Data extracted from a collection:
※ ※ ※
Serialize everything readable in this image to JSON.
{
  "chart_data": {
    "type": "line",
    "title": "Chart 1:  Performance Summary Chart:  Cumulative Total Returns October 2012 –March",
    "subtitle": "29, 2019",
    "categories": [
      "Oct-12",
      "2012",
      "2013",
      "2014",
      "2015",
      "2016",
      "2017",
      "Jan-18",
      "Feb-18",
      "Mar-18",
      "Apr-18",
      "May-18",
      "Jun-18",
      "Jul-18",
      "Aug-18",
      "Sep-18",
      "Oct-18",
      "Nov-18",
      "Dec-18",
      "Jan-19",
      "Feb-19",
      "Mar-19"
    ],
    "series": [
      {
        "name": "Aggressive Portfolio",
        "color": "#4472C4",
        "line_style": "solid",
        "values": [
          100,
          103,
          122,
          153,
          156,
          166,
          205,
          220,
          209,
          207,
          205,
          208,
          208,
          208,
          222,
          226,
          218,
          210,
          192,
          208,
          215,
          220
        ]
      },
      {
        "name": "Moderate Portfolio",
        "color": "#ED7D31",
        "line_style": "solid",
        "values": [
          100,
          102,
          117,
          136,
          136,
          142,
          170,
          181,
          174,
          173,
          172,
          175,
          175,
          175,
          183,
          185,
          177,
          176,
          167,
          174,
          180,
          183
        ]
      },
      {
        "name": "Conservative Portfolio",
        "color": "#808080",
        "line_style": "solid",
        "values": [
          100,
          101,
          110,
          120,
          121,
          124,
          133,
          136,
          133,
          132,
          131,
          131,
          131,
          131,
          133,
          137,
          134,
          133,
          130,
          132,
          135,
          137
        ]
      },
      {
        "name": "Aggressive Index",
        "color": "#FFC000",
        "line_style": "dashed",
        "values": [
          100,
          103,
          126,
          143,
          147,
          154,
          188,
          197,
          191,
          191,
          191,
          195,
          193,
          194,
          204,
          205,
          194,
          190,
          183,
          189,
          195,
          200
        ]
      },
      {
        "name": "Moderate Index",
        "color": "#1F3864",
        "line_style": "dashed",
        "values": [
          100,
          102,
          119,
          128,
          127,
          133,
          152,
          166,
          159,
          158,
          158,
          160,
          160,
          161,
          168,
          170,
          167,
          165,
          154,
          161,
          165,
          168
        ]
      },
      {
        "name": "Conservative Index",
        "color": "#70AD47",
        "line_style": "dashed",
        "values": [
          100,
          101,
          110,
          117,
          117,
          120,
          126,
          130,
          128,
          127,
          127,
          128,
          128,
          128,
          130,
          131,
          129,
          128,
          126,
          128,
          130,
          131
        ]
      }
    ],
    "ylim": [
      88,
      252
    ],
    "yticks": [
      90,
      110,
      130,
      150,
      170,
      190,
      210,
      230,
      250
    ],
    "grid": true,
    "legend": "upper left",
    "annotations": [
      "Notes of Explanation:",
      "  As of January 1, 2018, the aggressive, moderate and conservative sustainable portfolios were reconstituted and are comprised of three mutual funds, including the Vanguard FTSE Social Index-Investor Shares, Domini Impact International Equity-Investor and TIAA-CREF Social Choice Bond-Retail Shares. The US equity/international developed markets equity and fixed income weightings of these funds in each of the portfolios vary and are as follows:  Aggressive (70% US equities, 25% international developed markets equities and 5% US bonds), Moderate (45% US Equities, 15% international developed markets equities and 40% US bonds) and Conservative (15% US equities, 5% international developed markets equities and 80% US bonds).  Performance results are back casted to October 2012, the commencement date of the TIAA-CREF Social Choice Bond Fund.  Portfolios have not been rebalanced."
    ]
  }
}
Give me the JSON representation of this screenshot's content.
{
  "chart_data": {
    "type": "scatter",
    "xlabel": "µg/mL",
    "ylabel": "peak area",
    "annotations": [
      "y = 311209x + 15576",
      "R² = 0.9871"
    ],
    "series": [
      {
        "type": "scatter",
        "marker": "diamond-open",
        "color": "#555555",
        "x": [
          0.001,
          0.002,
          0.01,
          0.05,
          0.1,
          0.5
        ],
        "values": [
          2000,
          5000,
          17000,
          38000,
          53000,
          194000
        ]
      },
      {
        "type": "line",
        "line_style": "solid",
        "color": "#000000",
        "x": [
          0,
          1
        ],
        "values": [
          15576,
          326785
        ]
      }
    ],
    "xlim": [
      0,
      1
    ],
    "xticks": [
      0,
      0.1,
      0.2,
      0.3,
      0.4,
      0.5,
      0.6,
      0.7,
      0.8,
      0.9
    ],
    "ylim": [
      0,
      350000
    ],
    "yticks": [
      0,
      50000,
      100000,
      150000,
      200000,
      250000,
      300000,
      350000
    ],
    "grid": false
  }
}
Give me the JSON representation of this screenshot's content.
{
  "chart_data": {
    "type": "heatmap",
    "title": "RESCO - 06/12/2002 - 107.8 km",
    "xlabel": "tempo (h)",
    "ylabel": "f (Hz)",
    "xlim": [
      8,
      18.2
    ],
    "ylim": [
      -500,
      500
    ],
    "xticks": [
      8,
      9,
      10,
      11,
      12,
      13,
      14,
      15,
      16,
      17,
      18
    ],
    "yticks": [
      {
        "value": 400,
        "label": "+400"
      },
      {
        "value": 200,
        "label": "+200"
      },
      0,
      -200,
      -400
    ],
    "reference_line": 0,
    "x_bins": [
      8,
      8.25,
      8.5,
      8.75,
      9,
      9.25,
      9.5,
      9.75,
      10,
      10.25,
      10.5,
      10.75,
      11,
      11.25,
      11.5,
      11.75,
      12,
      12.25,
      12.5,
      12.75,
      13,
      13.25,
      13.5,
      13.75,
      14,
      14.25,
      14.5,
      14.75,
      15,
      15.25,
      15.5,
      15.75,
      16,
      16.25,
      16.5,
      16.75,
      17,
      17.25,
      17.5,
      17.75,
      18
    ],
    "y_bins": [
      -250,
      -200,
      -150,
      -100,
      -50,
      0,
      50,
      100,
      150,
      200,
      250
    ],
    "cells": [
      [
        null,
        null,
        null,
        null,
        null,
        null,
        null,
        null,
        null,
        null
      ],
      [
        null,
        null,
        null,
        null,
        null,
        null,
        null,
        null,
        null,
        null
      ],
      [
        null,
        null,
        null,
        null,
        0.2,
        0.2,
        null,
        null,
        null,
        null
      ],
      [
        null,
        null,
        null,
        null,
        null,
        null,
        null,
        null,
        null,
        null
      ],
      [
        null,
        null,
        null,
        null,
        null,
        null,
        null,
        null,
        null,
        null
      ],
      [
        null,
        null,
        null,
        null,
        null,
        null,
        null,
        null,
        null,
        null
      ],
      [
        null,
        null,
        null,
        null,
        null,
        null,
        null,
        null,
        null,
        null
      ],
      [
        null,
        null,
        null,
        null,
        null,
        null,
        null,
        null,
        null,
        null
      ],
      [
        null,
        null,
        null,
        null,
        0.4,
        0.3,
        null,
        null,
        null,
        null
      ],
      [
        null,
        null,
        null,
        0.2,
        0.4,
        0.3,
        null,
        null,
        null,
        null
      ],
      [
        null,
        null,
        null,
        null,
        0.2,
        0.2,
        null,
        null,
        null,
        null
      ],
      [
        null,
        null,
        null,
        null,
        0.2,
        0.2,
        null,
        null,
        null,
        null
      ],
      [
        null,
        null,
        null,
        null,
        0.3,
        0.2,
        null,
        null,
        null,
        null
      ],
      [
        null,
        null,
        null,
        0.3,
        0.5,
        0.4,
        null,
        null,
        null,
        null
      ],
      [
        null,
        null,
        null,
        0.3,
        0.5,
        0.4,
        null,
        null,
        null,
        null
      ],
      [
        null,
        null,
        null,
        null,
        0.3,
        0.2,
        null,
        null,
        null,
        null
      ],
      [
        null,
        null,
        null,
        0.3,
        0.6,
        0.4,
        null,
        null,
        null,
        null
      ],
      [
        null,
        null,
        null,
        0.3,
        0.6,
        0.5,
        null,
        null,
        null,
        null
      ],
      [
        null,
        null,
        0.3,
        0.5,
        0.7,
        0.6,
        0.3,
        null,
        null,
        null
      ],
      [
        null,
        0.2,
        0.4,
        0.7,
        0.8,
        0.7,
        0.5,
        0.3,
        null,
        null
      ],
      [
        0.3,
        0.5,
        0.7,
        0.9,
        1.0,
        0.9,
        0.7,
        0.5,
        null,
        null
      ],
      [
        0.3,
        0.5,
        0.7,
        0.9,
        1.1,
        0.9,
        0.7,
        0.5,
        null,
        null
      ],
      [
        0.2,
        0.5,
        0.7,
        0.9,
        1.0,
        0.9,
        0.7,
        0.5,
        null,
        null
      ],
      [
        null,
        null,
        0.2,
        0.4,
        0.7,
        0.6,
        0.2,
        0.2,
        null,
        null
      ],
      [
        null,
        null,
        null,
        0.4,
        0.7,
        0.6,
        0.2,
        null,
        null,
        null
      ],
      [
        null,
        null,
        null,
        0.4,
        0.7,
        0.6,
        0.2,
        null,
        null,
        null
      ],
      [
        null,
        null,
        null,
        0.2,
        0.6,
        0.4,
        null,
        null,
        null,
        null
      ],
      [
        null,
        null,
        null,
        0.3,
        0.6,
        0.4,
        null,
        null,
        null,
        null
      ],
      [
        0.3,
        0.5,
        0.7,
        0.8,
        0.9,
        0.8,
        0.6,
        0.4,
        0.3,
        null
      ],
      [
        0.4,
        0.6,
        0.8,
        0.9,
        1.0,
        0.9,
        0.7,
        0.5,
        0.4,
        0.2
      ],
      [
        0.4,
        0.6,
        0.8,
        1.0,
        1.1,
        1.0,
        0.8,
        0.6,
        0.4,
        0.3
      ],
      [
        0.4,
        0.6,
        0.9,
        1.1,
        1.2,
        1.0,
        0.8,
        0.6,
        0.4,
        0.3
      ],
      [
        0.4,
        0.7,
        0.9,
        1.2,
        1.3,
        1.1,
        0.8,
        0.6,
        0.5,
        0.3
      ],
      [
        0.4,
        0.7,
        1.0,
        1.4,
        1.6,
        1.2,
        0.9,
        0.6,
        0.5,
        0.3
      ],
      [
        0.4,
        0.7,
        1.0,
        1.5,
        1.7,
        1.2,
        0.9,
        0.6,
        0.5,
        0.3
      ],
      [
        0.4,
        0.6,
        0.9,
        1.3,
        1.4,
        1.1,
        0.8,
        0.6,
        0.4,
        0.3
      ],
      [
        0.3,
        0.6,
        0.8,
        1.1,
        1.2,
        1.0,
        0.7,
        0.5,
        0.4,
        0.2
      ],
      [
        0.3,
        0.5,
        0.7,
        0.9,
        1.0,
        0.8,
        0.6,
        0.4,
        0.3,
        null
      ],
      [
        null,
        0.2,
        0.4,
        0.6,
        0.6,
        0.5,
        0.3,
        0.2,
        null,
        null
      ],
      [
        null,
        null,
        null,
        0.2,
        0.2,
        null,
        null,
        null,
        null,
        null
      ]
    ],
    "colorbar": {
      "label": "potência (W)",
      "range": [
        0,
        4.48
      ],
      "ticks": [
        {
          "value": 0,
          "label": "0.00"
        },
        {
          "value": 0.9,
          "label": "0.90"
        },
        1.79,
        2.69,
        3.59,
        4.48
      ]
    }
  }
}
※ ※ ※
Required work>
The answer is the number of lines in the preceding material that hold "type"; write that number and nothing else.

Result for this task>
5